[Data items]
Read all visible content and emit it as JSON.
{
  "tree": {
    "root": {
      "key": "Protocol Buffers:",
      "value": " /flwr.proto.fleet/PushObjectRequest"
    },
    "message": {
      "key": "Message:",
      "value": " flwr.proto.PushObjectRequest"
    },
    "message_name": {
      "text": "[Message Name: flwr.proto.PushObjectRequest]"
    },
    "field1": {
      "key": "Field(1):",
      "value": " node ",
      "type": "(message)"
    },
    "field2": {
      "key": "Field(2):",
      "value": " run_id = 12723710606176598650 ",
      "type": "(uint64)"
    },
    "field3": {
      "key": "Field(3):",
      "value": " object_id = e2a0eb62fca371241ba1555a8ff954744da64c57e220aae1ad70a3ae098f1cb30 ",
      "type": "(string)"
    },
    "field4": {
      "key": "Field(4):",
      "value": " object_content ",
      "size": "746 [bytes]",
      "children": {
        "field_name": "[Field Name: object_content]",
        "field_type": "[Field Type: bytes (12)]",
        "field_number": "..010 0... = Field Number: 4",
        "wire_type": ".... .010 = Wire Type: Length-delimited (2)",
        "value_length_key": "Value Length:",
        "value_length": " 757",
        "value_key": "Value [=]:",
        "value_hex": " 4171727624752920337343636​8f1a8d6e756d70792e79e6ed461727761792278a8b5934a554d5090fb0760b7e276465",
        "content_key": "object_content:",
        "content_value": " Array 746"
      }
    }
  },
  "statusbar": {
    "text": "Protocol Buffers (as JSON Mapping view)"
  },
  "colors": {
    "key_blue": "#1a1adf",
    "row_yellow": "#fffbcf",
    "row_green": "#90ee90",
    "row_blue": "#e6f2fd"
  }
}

WHAT NEEDS TO BE DONE -> Copy down the whole of the data above, matching it exactly.

FULL ANSWER ->
Read all visible content and emit it as JSON.
{
  "tree": {
    "root": {
      "key": "Protocol Buffers:",
      "value": " /flwr.proto.fleet/PushObjectRequest"
    },
    "message": {
      "key": "Message:",
      "value": " flwr.proto.PushObjectRequest"
    },
    "message_name": {
      "text": "[Message Name: flwr.proto.PushObjectRequest]"
    },
    "field1": {
      "key": "Field(1):",
      "value": " node ",
      "type": "(message)"
    },
    "field2": {
      "key": "Field(2):",
      "value": " run_id = 12723710606176598650 ",
      "type": "(uint64)"
    },
    "field3": {
      "key": "Field(3):",
      "value": " object_id = e2a0eb62fca371241ba1555a8ff954744da64c57e220aae1ad70a3ae098f1cb30 ",
      "type": "(string)"
    },
    "field4": {
      "key": "Field(4):",
      "value": " object_content ",
      "size": "746 [bytes]",
      "children": {
        "field_name": "[Field Name: object_content]",
        "field_type": "[Field Type: bytes (12)]",
        "field_number": "..010 0... = Field Number: 4",
        "wire_type": ".... .010 = Wire Type: Length-delimited (2)",
        "value_length_key": "Value Length:",
        "value_length": " 757",
        "value_key": "Value [=]:",
        "value_hex": " 4171727624752920337343636​8f1a8d6e756d70792e79e6ed461727761792278a8b5934a554d5090fb0760b7e276465",
        "content_key": "object_content:",
        "content_value": " Array 746"
      }
    }
  },
  "statusbar": {
    "text": "Protocol Buffers (as JSON Mapping view)"
  },
  "colors": {
    "key_blue": "#1a1adf",
    "row_yellow": "#fffbcf",
    "row_green": "#90ee90",
    "row_blue": "#e6f2fd"
  }
}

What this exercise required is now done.